Wherever "Positive" appears in a line, copy that line.

[Figure dataset records]
========

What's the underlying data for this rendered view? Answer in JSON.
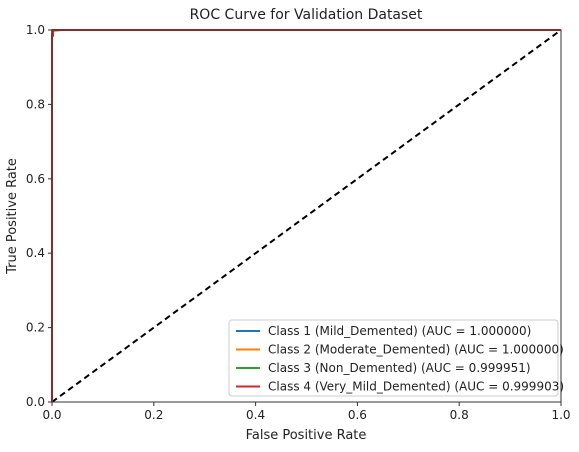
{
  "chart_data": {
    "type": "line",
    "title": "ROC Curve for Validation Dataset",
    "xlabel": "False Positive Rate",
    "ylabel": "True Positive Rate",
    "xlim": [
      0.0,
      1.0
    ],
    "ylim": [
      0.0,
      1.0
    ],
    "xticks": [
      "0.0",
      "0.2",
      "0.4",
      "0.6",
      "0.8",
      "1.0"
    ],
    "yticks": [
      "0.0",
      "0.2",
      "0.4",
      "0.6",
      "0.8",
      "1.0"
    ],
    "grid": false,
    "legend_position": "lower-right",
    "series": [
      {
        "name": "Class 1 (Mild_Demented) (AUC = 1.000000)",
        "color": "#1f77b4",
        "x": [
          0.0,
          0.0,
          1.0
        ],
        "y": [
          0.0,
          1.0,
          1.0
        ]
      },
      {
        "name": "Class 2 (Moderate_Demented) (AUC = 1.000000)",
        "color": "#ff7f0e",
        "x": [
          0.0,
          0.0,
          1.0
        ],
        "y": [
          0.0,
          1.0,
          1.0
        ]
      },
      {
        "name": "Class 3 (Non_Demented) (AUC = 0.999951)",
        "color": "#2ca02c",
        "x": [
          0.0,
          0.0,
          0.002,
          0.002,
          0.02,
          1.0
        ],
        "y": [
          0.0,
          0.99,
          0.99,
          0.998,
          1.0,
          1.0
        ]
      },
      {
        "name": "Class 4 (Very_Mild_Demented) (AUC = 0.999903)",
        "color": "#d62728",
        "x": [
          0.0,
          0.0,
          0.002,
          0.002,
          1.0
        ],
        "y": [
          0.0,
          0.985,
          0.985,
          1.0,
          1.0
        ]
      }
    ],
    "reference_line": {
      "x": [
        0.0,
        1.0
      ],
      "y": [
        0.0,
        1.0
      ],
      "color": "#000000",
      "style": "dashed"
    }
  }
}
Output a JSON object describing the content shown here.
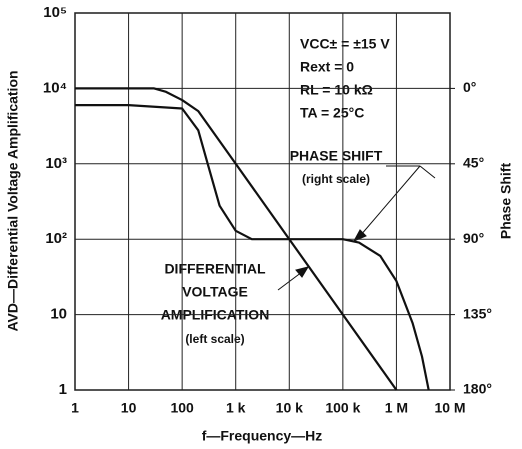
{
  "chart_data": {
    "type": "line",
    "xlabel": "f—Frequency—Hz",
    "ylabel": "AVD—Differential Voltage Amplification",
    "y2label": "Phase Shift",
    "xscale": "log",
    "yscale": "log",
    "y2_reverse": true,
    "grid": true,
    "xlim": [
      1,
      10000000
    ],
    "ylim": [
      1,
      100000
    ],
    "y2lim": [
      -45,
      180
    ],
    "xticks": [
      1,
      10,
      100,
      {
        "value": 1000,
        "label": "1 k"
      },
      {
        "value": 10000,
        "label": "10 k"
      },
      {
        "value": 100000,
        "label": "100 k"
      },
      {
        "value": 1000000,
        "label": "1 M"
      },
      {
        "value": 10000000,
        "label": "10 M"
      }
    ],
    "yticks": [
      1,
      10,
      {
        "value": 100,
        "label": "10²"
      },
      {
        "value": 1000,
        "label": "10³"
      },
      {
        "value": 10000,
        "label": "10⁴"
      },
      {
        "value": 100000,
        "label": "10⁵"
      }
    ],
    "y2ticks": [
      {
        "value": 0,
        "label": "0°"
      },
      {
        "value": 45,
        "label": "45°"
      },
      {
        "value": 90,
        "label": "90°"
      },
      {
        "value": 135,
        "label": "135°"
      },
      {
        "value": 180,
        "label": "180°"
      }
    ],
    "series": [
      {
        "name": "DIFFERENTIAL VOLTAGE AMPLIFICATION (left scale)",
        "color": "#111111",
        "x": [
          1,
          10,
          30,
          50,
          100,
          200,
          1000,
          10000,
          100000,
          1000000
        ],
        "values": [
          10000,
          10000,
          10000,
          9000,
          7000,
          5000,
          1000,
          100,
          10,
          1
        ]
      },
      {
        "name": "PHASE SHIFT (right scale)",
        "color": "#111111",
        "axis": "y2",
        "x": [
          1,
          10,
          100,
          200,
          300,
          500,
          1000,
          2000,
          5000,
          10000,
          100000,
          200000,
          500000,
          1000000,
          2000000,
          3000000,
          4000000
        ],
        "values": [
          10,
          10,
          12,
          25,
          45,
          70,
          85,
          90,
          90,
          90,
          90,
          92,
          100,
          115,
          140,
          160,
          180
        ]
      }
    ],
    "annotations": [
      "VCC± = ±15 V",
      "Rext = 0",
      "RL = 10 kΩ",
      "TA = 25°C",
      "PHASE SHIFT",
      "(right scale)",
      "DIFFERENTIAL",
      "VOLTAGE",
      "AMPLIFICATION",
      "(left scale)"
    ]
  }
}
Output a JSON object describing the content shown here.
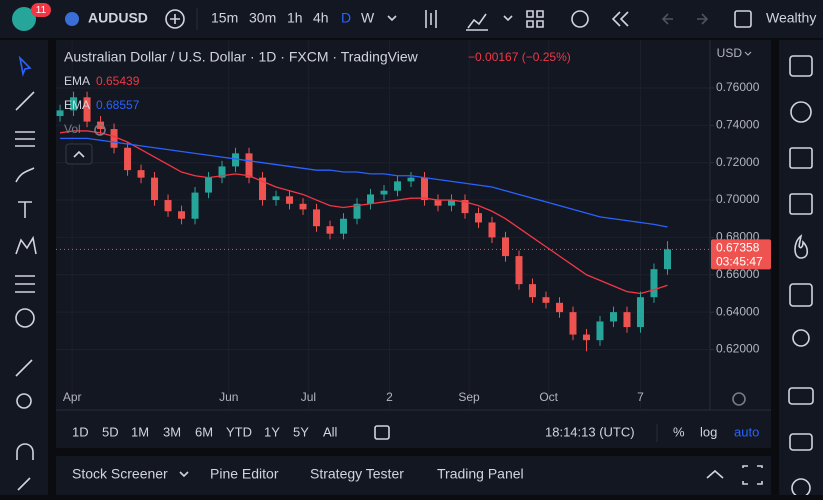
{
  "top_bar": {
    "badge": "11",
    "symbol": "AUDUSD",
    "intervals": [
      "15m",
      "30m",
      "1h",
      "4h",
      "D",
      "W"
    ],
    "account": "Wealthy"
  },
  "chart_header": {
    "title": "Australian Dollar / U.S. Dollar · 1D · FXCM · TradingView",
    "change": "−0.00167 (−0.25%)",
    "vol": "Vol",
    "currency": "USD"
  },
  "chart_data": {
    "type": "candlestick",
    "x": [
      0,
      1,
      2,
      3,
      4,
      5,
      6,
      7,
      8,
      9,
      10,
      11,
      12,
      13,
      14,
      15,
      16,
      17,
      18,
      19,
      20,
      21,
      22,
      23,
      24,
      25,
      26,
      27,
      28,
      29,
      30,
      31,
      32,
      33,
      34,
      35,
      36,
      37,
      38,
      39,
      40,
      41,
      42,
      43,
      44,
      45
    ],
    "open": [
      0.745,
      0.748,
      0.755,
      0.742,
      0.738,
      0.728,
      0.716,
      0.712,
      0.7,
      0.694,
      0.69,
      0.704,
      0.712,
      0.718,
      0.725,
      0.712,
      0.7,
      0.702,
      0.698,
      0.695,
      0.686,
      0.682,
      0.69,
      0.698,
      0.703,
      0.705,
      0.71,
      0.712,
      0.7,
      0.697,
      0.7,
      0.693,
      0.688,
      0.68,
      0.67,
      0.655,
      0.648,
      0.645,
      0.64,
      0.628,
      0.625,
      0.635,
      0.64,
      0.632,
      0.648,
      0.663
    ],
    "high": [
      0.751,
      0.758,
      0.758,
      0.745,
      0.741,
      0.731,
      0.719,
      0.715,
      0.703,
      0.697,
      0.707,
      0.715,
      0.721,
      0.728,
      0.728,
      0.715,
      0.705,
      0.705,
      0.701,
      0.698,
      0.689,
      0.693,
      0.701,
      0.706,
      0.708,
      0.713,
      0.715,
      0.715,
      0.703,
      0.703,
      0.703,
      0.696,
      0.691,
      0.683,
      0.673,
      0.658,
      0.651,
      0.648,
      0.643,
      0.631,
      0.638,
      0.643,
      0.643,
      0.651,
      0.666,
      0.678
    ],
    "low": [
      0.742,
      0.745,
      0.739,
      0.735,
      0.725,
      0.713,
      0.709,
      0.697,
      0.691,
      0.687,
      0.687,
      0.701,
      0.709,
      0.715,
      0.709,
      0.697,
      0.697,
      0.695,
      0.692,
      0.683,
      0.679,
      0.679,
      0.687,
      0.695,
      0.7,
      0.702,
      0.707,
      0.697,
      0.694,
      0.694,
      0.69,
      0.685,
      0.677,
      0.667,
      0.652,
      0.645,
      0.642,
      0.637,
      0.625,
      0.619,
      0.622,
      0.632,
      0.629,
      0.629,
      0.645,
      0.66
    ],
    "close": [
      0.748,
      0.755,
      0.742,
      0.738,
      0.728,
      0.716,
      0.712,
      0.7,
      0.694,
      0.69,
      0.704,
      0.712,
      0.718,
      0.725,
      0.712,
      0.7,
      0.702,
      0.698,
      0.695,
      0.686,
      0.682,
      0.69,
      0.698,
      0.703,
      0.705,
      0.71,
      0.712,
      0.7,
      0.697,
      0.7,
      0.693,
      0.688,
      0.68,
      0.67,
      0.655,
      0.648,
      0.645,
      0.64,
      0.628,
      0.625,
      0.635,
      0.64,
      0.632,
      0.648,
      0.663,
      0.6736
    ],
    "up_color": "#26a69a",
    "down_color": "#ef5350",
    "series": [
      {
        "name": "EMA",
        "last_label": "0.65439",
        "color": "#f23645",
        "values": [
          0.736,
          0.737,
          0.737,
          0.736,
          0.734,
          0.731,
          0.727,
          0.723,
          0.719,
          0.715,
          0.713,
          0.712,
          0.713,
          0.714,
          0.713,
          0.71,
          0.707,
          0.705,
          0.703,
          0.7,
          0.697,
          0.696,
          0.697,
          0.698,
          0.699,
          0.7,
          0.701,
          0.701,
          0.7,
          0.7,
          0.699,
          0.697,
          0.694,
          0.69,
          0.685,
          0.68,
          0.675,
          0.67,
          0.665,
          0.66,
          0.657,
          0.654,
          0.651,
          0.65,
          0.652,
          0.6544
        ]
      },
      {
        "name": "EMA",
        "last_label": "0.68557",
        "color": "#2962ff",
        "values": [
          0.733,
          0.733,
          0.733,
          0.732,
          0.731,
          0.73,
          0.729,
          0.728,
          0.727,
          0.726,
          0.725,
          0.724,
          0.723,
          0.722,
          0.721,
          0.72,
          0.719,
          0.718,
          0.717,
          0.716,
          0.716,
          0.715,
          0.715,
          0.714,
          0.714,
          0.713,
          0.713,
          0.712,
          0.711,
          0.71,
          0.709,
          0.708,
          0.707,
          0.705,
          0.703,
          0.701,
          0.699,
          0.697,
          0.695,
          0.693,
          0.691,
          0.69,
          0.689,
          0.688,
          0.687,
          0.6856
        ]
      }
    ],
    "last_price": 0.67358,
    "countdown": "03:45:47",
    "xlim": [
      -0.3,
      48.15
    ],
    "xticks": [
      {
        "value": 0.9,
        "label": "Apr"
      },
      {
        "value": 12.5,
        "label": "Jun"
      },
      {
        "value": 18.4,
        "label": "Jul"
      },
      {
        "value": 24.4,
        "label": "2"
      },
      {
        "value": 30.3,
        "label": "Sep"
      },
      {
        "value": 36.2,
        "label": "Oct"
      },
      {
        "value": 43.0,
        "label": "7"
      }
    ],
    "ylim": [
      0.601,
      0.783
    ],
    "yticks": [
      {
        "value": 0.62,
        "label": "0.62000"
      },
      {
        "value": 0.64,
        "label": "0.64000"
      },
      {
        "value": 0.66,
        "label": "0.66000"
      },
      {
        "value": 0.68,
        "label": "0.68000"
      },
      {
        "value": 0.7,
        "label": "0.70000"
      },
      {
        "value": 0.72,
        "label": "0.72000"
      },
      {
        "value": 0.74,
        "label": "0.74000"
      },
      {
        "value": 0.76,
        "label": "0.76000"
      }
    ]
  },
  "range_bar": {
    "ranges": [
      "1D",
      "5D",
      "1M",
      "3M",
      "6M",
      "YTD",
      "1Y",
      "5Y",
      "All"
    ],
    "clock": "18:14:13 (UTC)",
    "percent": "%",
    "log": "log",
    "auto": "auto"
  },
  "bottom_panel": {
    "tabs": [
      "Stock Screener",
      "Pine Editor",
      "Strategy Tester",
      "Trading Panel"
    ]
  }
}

========

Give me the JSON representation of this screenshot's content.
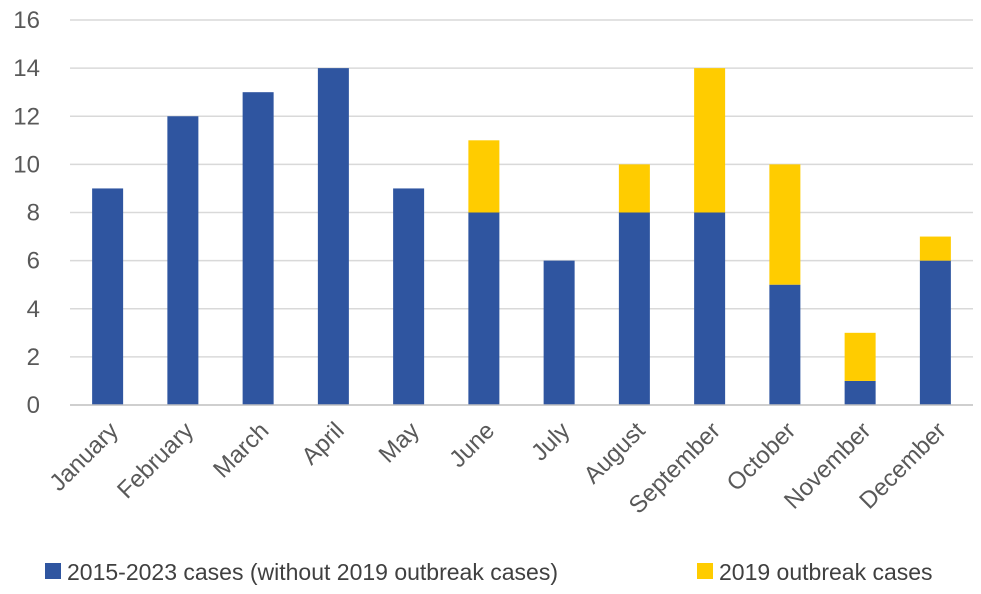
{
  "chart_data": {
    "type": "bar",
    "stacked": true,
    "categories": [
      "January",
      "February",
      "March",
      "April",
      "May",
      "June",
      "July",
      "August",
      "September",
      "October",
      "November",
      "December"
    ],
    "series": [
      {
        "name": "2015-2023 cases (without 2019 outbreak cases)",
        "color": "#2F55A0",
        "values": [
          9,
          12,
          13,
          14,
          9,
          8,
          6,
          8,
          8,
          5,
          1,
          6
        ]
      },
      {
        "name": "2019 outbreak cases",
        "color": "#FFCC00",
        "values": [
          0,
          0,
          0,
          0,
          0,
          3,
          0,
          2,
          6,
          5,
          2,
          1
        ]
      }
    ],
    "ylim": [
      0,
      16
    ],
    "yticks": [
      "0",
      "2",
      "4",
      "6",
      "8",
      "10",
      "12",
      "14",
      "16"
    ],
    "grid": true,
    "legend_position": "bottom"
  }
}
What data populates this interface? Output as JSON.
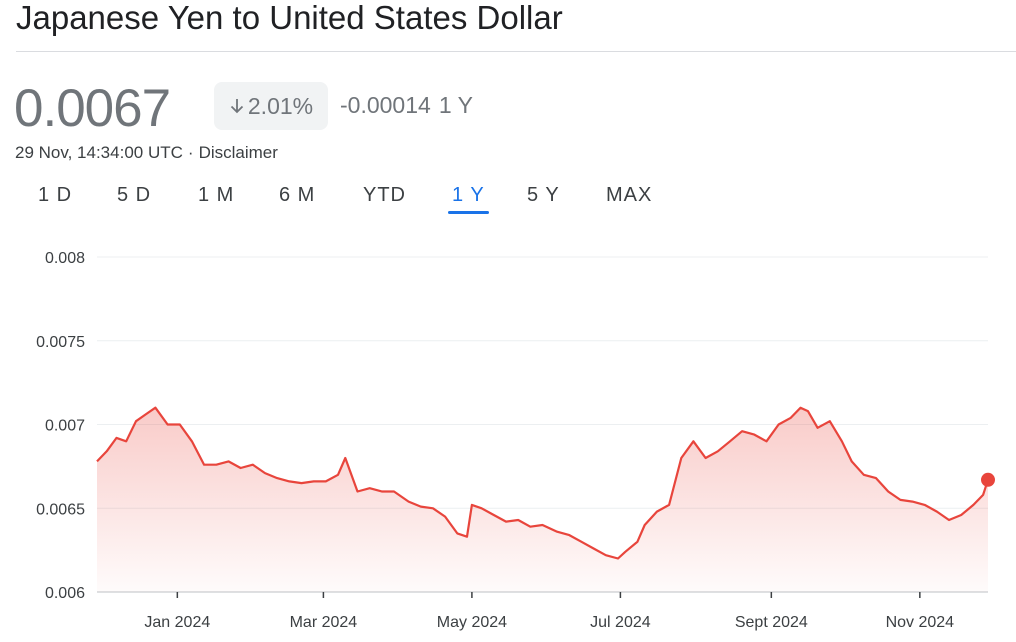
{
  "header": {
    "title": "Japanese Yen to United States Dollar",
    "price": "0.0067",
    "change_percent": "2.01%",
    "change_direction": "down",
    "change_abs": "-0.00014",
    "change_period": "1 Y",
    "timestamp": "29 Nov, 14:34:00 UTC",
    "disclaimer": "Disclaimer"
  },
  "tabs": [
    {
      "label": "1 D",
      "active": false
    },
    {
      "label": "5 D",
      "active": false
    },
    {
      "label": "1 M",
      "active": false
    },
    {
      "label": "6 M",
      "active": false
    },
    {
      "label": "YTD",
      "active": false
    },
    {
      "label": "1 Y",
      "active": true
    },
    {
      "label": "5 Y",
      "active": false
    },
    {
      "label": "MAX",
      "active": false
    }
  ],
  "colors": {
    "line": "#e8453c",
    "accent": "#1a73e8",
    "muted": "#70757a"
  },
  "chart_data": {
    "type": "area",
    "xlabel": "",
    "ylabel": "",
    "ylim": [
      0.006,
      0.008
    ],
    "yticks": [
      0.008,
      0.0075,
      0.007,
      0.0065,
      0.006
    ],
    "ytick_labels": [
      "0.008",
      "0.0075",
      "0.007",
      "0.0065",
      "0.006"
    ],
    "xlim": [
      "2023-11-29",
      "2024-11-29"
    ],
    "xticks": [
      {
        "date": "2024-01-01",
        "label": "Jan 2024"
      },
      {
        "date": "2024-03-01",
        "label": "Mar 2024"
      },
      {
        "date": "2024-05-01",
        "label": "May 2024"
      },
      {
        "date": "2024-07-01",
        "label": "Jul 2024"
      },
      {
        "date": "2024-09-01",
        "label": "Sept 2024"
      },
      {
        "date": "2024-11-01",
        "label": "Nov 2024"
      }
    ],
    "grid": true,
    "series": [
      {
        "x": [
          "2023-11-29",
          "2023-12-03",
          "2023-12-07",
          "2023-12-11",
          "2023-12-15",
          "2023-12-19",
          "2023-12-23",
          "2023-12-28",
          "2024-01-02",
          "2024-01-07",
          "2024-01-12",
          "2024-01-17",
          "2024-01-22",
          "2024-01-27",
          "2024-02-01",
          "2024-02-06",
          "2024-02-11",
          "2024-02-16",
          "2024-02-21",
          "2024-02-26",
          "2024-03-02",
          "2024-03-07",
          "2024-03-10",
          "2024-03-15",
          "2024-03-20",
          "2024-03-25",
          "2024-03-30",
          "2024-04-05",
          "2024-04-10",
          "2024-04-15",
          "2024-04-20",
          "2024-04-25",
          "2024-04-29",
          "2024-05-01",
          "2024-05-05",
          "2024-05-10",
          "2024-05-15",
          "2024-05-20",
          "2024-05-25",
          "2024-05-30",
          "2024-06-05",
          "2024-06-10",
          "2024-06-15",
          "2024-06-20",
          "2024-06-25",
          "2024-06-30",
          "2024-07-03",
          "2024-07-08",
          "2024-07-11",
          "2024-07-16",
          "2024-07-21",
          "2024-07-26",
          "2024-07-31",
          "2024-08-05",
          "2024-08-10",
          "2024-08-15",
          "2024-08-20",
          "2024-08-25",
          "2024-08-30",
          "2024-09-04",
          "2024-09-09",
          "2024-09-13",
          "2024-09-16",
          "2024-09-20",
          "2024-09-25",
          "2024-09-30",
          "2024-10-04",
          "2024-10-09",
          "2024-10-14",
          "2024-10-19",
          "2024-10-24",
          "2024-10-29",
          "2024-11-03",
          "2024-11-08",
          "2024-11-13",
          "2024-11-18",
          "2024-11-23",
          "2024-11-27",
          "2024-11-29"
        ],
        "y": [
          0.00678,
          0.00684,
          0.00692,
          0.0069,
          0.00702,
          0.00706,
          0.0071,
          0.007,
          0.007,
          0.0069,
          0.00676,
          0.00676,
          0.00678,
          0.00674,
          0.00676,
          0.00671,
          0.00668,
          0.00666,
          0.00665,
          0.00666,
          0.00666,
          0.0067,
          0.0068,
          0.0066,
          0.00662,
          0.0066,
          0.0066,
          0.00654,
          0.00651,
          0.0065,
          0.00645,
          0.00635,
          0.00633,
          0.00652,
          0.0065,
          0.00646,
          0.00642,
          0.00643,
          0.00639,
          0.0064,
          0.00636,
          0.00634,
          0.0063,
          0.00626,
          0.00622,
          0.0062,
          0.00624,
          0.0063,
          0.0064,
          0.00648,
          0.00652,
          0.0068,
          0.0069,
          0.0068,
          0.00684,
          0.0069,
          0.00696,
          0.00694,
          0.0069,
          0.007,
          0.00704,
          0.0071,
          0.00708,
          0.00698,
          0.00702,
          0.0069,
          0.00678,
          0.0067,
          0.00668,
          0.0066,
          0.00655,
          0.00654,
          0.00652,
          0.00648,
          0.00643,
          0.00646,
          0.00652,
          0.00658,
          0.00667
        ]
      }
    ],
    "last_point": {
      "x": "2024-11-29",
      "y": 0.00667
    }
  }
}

========

**TASK ANSWER**
    "xlabel": "False Positive Rate",
    "ylabel": "True Positive Rate",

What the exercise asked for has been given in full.